[start of Text provided]
# Thread: Linear Approximation and the Derivitive

1. ## Linear Approximation and the Derivitive

2 Questions for you

1. Find a formula for the error E(x) in the tangent line approximation to the function near x=a. Using a table of values for E(x)/(x-a) near x=a, find a value for k such that E(x)/(x-a) is approximately equal to k(x-a). Check that, approximately, k=f''(a)/2 and that E(x) is approximately equal to (f''(a)/2)(x-a)^2.
The problem is : f(x)= square root of x, a=1

2. Writing g for the acceleration due to gravity, the period t, of a pendulum of length l is given by T=2pi times the root of l/g.
a) show that if the length of the pendulum changes by delta l, the change of the period, delta T, is given by delta T= T/2l x delta l
b) If the length of the pendulum increases by 2%, by what percent does the period change?

THANKSSSSSSSSSS

2. Originally Posted by Paige05
2 Questions for you

1. Find a formula for the error E(x) in the tangent line approximation to the function near x=a. Using a table of values for E(x)/(x-a) near x=a, find a value for k such that E(x)/(x-a) is approximately equal to k(x-a). Check that, approximately, k=f''(a)/2 and that E(x) is approximately equal to (f''(a)/2)(x-a)^2.
[end of Text provided]
[start of Stored data]
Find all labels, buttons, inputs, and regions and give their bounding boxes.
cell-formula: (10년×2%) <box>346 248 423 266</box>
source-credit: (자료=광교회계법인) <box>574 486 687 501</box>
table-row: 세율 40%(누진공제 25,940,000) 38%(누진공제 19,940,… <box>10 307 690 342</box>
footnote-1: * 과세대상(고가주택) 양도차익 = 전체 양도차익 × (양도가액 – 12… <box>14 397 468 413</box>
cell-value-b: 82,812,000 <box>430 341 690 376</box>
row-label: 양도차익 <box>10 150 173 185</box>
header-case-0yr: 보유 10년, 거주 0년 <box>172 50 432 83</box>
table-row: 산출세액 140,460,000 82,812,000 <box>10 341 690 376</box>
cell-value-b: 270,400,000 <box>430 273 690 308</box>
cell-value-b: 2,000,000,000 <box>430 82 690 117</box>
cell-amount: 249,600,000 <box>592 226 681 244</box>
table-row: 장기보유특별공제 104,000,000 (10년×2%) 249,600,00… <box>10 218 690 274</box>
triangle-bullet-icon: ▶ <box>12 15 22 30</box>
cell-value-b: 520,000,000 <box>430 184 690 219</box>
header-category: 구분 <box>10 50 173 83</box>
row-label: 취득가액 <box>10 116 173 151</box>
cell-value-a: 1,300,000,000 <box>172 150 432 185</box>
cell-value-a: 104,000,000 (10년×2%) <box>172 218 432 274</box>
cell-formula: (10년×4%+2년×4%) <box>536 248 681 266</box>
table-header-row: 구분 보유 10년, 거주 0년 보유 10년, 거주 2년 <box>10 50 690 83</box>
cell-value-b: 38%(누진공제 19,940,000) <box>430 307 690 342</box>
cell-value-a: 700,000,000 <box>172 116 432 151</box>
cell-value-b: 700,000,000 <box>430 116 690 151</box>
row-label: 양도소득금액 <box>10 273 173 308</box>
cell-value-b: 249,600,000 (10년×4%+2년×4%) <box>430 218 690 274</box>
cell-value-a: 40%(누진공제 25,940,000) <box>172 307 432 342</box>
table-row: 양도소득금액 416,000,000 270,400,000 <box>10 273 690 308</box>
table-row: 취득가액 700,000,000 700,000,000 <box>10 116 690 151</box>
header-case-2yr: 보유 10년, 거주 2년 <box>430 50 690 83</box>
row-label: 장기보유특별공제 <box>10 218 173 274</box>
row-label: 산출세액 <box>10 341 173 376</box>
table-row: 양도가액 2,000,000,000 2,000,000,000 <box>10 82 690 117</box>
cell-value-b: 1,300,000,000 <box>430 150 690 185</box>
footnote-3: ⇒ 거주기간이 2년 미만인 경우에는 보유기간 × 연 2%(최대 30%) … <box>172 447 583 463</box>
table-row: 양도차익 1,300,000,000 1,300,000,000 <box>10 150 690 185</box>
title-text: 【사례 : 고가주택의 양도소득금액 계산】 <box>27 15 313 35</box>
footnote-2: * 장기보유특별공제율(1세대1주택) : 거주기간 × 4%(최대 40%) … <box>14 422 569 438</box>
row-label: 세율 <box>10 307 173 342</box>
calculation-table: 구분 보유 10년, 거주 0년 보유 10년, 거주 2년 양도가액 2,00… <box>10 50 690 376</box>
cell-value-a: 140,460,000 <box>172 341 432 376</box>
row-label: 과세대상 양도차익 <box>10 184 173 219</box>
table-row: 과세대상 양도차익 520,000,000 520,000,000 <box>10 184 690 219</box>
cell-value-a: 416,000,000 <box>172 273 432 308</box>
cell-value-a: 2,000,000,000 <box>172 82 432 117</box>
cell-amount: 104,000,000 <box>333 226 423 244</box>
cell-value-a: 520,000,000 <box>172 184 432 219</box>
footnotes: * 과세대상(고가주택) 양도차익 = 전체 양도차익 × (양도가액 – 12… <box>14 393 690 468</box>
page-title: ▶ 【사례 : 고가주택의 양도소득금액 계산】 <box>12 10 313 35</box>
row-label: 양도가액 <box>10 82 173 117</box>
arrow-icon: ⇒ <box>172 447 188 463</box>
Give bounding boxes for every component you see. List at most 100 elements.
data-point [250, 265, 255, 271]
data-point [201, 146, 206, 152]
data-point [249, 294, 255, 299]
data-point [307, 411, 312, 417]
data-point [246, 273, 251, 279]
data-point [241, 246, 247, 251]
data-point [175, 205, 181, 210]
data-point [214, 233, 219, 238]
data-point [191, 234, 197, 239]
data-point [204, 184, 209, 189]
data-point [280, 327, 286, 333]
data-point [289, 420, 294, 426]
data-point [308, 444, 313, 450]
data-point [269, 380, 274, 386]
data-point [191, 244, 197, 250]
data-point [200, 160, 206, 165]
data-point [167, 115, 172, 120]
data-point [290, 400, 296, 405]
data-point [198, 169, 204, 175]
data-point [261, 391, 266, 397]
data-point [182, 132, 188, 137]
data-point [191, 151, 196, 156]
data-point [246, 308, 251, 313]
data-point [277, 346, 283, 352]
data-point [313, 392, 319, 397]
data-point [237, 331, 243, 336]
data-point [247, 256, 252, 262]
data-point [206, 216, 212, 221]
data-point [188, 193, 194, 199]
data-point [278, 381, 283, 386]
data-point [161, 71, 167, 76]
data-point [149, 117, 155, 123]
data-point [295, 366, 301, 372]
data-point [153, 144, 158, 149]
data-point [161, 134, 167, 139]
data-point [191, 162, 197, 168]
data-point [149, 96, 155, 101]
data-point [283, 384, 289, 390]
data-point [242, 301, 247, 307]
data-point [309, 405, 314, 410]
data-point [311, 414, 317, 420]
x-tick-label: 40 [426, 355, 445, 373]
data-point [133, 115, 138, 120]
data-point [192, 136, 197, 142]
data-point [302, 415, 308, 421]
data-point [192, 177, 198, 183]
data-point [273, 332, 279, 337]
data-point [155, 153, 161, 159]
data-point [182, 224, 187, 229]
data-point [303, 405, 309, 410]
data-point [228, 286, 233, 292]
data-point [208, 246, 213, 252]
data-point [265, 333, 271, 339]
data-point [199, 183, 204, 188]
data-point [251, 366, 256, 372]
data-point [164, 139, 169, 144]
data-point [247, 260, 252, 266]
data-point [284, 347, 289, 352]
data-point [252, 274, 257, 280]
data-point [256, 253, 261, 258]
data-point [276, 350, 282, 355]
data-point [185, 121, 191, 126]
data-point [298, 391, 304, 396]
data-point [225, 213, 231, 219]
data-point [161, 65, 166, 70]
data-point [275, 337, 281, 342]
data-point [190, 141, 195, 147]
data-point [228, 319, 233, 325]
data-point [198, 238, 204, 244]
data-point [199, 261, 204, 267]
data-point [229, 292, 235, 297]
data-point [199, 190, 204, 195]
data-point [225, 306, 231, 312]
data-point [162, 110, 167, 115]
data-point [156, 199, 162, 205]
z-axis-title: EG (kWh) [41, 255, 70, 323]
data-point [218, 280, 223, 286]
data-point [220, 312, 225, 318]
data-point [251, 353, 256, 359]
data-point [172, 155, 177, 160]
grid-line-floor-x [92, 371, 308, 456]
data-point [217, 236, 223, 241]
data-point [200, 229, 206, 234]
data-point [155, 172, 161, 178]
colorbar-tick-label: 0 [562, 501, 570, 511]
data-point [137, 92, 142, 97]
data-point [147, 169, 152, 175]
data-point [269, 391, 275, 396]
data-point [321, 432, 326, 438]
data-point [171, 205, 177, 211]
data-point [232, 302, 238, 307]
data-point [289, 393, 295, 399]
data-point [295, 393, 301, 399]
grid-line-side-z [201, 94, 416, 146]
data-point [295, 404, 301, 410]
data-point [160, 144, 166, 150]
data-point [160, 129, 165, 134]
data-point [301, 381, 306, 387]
[end of Stored data]
* To do *
In the forum thread, which function and value of a are given for the first problem? The items are separate material, unrelated to the forum thread.

* Finished answer *
The function is f(x) = square root of x, with a = 1.